### Questions to answer:
1. List every person named in the text about the disputed gift of the trunk's contents.
2. In the text about the disputed gift, which section of the General Laws is quoted?

### Text shown:
<<<<
It will be observed that the right of appellant to one-half of the contents of the trunk is based upon an alleged gift from the defendant Mrs. Mary Tabb Lee to her two sons, Robert E. Lee and George B. Lee, which gift, it is urged, was evidenced by the foregoing instrument of writing executed April 25,1919. The sole question, therefore, is whether the bill fails to state facts showing the completed gift of this property by Mrs. Mary Tabb Lee to her two sons. The paper unquestionably manifests a testamentary intent rather than an immediate and complete transfer of the property. Section 5142 of the General Laws of Yirginia, 1923, provides: “No gift of any goods or chattels shall be valid, unless by deed or will, or unless actual possession shall have come to and remained with the donee, or some person claiming under him. If the donor and donee reside together at the time of the gift, possession at the place of their residence shall not be a sufficient possession within the meaning of this section. This section shall not apply to the wife’s paraphernalia.”
>>>>
### Document understanding data:
<<<<
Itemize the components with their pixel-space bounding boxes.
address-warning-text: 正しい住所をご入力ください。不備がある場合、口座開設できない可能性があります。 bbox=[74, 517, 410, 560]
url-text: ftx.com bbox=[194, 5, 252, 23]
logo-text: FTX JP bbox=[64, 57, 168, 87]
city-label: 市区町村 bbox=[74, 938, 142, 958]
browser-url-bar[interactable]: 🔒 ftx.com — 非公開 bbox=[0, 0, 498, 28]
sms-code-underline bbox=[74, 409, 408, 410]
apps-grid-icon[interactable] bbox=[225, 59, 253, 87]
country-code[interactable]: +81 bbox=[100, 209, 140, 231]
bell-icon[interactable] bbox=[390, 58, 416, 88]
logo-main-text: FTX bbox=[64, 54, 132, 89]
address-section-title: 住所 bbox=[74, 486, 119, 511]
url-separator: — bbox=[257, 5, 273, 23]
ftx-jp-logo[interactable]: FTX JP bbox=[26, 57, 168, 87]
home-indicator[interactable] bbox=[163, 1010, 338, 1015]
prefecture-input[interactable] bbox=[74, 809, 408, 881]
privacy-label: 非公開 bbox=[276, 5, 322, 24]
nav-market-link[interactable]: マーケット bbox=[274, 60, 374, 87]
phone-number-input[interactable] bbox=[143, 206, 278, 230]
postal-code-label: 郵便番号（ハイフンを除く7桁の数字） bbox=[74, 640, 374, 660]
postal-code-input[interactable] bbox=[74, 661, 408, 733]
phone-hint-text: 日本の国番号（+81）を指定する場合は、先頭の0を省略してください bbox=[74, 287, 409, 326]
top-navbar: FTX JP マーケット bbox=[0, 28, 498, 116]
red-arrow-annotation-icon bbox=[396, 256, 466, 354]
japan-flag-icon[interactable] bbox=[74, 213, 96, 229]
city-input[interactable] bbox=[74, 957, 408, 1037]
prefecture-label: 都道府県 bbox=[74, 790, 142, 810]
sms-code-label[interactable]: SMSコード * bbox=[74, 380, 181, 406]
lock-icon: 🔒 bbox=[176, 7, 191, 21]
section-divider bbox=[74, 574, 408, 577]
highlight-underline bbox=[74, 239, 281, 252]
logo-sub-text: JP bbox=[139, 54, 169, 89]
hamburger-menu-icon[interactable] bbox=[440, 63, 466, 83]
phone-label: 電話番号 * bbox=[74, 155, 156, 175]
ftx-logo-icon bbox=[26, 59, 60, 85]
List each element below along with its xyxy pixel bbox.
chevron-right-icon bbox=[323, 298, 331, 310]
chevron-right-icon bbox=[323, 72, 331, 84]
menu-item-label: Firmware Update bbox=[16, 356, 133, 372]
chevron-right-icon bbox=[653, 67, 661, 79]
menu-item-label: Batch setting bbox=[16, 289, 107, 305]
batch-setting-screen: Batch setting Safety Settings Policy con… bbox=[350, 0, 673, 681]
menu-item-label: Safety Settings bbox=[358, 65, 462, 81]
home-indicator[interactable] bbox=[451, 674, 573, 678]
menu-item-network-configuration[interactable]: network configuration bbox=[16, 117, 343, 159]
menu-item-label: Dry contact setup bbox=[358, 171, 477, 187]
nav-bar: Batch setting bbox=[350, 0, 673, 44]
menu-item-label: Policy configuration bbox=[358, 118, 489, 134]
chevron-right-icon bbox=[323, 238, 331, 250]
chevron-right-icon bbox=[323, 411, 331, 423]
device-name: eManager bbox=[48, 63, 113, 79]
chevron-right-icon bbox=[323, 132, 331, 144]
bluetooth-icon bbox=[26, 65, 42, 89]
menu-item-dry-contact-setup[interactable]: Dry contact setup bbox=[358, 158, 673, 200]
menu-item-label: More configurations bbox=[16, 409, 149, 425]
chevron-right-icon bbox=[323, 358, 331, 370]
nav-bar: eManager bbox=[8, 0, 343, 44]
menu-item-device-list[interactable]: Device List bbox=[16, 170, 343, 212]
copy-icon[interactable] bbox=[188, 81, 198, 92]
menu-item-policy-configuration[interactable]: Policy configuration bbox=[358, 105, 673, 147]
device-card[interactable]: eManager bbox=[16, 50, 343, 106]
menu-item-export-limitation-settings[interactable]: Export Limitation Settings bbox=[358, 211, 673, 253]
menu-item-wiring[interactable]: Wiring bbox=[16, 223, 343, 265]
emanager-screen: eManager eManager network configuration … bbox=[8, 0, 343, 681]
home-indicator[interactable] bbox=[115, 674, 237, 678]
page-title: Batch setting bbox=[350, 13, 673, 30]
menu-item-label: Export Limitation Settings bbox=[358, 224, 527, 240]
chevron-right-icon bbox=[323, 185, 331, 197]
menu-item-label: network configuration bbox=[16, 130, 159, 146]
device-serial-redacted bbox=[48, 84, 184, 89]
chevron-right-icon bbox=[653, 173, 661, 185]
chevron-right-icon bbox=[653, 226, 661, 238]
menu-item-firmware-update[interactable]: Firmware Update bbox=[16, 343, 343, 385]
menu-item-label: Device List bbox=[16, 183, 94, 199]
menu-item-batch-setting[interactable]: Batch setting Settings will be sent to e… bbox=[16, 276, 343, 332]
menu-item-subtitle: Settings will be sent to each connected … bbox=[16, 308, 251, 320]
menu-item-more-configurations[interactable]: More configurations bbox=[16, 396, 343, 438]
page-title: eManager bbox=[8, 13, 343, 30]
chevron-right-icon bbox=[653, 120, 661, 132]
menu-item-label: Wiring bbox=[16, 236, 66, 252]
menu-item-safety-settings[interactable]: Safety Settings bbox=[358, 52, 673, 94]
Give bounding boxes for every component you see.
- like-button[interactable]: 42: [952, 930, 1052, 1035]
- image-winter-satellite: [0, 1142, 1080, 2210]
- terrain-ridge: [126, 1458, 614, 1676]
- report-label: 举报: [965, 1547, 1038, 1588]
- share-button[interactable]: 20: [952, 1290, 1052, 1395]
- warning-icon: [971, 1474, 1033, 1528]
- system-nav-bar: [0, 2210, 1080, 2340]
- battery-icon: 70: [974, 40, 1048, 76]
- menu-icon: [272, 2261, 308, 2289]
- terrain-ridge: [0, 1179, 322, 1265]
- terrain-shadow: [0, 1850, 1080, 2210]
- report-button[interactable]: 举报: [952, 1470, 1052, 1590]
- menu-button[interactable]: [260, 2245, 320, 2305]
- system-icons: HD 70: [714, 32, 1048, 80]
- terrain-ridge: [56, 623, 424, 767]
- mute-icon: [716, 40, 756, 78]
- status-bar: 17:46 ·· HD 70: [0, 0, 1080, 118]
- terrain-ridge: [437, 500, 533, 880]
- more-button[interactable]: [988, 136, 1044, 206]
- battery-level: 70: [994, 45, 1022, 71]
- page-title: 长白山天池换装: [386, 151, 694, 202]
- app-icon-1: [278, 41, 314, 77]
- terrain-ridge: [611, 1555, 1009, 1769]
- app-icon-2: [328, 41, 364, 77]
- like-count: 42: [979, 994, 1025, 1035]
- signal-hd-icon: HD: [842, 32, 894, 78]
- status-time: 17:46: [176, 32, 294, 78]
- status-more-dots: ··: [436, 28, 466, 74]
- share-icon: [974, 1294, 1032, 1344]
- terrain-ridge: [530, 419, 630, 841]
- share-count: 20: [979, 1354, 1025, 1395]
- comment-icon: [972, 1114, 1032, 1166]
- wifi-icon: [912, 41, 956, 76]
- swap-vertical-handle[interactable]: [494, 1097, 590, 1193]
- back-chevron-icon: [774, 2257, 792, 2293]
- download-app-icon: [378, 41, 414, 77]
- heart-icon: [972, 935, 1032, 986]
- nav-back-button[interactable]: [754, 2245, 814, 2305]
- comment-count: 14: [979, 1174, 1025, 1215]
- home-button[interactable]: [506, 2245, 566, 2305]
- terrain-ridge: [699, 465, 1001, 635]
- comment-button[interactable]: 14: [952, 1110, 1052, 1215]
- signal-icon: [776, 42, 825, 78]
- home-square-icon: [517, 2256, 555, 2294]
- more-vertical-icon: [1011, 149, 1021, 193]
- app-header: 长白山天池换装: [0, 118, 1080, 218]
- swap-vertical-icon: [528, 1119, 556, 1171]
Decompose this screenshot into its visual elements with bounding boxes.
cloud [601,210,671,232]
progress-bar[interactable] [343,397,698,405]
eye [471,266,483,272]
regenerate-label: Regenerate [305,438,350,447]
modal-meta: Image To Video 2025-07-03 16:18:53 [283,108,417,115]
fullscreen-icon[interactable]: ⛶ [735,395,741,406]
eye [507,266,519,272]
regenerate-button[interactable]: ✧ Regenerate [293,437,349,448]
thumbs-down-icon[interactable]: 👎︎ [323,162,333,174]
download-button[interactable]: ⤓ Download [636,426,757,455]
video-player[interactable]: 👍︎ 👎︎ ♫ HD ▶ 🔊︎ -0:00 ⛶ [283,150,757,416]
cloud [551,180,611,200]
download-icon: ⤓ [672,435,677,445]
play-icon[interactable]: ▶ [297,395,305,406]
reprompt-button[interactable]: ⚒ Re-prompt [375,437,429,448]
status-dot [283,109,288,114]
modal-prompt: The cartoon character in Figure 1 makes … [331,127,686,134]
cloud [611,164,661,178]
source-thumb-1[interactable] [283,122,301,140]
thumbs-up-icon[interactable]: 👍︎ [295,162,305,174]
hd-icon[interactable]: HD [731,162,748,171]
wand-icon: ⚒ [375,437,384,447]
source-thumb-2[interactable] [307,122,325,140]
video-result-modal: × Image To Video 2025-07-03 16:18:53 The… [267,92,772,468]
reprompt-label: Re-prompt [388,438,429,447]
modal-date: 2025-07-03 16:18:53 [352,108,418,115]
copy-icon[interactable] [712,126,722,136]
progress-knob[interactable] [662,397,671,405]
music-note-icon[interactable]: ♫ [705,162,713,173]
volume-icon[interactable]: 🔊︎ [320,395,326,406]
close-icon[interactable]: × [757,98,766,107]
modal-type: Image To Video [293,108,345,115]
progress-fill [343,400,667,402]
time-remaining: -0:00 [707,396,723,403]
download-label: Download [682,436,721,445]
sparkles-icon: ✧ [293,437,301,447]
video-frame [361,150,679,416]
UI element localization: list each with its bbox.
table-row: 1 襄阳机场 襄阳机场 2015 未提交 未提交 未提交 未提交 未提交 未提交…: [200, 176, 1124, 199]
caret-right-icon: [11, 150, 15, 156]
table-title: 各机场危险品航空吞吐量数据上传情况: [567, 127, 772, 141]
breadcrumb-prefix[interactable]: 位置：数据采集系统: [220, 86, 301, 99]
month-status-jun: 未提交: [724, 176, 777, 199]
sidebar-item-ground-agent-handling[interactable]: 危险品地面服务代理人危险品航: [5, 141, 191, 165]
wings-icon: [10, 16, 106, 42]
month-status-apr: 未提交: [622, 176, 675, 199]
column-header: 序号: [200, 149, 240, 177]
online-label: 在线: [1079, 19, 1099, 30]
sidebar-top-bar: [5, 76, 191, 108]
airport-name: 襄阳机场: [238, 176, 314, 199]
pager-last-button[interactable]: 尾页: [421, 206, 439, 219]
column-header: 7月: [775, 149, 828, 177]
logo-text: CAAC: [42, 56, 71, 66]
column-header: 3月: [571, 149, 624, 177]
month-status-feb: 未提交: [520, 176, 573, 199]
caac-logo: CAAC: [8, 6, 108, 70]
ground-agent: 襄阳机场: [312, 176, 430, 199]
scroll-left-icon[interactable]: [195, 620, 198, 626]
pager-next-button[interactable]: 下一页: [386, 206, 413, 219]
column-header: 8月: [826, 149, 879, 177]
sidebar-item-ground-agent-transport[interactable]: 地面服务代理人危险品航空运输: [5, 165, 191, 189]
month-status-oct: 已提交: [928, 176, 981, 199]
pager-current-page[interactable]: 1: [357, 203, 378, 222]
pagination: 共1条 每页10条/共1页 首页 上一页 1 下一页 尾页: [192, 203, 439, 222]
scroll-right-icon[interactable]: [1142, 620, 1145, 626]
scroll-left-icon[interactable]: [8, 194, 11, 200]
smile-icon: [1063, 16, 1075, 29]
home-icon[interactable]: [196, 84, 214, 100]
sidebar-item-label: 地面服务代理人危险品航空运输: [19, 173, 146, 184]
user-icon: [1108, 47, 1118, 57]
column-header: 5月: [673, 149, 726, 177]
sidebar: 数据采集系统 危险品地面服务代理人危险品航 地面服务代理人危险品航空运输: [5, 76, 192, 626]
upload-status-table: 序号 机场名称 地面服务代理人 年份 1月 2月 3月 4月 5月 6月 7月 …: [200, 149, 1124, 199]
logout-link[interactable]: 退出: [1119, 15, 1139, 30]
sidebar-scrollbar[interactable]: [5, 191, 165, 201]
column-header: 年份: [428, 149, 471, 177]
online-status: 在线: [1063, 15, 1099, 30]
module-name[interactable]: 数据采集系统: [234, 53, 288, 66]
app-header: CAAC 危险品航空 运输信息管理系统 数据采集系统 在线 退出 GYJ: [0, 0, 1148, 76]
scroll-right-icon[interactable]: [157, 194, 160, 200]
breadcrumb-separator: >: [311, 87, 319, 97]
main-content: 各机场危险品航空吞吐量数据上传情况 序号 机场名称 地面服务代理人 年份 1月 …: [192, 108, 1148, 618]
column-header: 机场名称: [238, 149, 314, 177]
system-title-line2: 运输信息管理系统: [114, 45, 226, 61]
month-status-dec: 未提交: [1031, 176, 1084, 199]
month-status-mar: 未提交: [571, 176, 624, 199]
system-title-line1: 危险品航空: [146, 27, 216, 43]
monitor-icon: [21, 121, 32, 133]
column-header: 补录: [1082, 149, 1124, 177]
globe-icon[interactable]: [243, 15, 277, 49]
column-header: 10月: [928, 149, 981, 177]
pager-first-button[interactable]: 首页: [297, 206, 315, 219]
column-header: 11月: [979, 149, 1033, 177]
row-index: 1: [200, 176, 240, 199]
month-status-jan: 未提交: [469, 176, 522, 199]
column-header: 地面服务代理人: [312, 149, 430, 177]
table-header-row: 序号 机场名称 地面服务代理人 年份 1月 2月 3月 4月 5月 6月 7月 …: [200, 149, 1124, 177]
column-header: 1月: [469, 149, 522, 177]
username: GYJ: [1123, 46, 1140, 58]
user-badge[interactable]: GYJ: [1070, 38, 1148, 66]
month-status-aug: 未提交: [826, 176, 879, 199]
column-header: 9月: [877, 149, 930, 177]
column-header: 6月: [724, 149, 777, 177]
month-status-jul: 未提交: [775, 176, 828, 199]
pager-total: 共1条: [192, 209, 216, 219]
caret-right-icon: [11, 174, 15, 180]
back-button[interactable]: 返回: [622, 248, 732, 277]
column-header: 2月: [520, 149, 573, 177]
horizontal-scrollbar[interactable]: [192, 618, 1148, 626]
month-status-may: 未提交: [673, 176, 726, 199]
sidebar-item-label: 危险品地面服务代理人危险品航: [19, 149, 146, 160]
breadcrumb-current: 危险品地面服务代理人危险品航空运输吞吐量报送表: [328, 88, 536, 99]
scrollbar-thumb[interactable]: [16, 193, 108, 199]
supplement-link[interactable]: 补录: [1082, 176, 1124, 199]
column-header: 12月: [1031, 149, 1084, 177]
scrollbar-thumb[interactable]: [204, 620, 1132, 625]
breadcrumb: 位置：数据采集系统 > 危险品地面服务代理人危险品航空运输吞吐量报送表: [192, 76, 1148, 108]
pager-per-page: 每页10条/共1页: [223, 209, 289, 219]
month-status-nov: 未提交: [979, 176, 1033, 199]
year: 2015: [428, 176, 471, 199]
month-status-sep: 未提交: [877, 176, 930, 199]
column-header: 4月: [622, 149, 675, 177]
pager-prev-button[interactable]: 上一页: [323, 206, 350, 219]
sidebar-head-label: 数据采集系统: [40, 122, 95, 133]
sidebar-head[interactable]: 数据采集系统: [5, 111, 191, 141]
>>>>
### Solutions per task:
1. Mrs. Mary Tabb Lee, Robert E. Lee, George B. Lee

2. Section 5142